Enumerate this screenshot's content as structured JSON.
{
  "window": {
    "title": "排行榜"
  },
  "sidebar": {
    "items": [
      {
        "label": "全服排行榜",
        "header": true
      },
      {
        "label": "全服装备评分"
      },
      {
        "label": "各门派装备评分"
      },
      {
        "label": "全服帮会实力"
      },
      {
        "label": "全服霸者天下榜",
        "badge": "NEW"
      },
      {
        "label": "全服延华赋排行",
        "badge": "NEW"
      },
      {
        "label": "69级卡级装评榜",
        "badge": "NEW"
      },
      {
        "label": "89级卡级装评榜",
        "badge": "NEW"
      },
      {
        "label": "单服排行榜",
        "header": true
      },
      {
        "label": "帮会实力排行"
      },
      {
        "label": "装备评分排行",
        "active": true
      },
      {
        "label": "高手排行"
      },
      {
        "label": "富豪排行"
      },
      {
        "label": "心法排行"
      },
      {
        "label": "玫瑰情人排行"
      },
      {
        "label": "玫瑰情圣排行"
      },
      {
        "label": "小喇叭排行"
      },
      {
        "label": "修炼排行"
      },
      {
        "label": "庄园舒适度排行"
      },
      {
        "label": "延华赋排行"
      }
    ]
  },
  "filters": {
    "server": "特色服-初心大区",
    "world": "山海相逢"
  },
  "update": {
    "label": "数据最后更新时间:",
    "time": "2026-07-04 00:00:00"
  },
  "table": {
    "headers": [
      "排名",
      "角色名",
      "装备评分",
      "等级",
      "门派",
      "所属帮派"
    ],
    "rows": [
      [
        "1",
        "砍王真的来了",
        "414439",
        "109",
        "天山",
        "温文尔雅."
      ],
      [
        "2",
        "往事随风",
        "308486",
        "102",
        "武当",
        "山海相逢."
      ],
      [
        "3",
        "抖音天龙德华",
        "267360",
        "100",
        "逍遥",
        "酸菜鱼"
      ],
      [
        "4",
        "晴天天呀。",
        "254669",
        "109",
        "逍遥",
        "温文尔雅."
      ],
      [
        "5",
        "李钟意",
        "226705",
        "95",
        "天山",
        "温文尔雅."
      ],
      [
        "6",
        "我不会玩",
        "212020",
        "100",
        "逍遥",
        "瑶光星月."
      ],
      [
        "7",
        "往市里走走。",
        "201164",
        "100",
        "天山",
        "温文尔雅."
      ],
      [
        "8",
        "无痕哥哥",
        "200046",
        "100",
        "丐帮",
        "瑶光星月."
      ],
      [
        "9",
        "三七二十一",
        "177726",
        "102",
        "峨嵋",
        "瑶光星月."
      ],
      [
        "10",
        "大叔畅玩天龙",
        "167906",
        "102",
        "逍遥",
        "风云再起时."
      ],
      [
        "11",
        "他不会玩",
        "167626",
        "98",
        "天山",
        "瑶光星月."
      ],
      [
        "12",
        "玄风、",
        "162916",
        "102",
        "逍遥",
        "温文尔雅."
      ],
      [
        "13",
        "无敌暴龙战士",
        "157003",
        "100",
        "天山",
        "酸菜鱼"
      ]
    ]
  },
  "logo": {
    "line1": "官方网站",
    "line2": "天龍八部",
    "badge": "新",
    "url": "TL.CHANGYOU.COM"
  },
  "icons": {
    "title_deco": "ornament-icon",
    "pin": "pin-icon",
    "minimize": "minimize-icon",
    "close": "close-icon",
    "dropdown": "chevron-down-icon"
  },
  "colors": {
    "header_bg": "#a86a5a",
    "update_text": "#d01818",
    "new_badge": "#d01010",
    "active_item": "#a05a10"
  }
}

* * * * * * * * *

-- Set problem --
Extract, word for word, each line of the listing above.

-- Task answer --
Enumerate this screenshot's content as structured JSON.
{
  "window": {
    "title": "排行榜"
  },
  "sidebar": {
    "items": [
      {
        "label": "全服排行榜",
        "header": true
      },
      {
        "label": "全服装备评分"
      },
      {
        "label": "各门派装备评分"
      },
      {
        "label": "全服帮会实力"
      },
      {
        "label": "全服霸者天下榜",
        "badge": "NEW"
      },
      {
        "label": "全服延华赋排行",
        "badge": "NEW"
      },
      {
        "label": "69级卡级装评榜",
        "badge": "NEW"
      },
      {
        "label": "89级卡级装评榜",
        "badge": "NEW"
      },
      {
        "label": "单服排行榜",
        "header": true
      },
      {
        "label": "帮会实力排行"
      },
      {
        "label": "装备评分排行",
        "active": true
      },
      {
        "label": "高手排行"
      },
      {
        "label": "富豪排行"
      },
      {
        "label": "心法排行"
      },
      {
        "label": "玫瑰情人排行"
      },
      {
        "label": "玫瑰情圣排行"
      },
      {
        "label": "小喇叭排行"
      },
      {
        "label": "修炼排行"
      },
      {
        "label": "庄园舒适度排行"
      },
      {
        "label": "延华赋排行"
      }
    ]
  },
  "filters": {
    "server": "特色服-初心大区",
    "world": "山海相逢"
  },
  "update": {
    "label": "数据最后更新时间:",
    "time": "2026-07-04 00:00:00"
  },
  "table": {
    "headers": [
      "排名",
      "角色名",
      "装备评分",
      "等级",
      "门派",
      "所属帮派"
    ],
    "rows": [
      [
        "1",
        "砍王真的来了",
        "414439",
        "109",
        "天山",
        "温文尔雅."
      ],
      [
        "2",
        "往事随风",
        "308486",
        "102",
        "武当",
        "山海相逢."
      ],
      [
        "3",
        "抖音天龙德华",
        "267360",
        "100",
        "逍遥",
        "酸菜鱼"
      ],
      [
        "4",
        "晴天天呀。",
        "254669",
        "109",
        "逍遥",
        "温文尔雅."
      ],
      [
        "5",
        "李钟意",
        "226705",
        "95",
        "天山",
        "温文尔雅."
      ],
      [
        "6",
        "我不会玩",
        "212020",
        "100",
        "逍遥",
        "瑶光星月."
      ],
      [
        "7",
        "往市里走走。",
        "201164",
        "100",
        "天山",
        "温文尔雅."
      ],
      [
        "8",
        "无痕哥哥",
        "200046",
        "100",
        "丐帮",
        "瑶光星月."
      ],
      [
        "9",
        "三七二十一",
        "177726",
        "102",
        "峨嵋",
        "瑶光星月."
      ],
      [
        "10",
        "大叔畅玩天龙",
        "167906",
        "102",
        "逍遥",
        "风云再起时."
      ],
      [
        "11",
        "他不会玩",
        "167626",
        "98",
        "天山",
        "瑶光星月."
      ],
      [
        "12",
        "玄风、",
        "162916",
        "102",
        "逍遥",
        "温文尔雅."
      ],
      [
        "13",
        "无敌暴龙战士",
        "157003",
        "100",
        "天山",
        "酸菜鱼"
      ]
    ]
  },
  "logo": {
    "line1": "官方网站",
    "line2": "天龍八部",
    "badge": "新",
    "url": "TL.CHANGYOU.COM"
  },
  "icons": {
    "title_deco": "ornament-icon",
    "pin": "pin-icon",
    "minimize": "minimize-icon",
    "close": "close-icon",
    "dropdown": "chevron-down-icon"
  },
  "colors": {
    "header_bg": "#a86a5a",
    "update_text": "#d01818",
    "new_badge": "#d01010",
    "active_item": "#a05a10"
  }
}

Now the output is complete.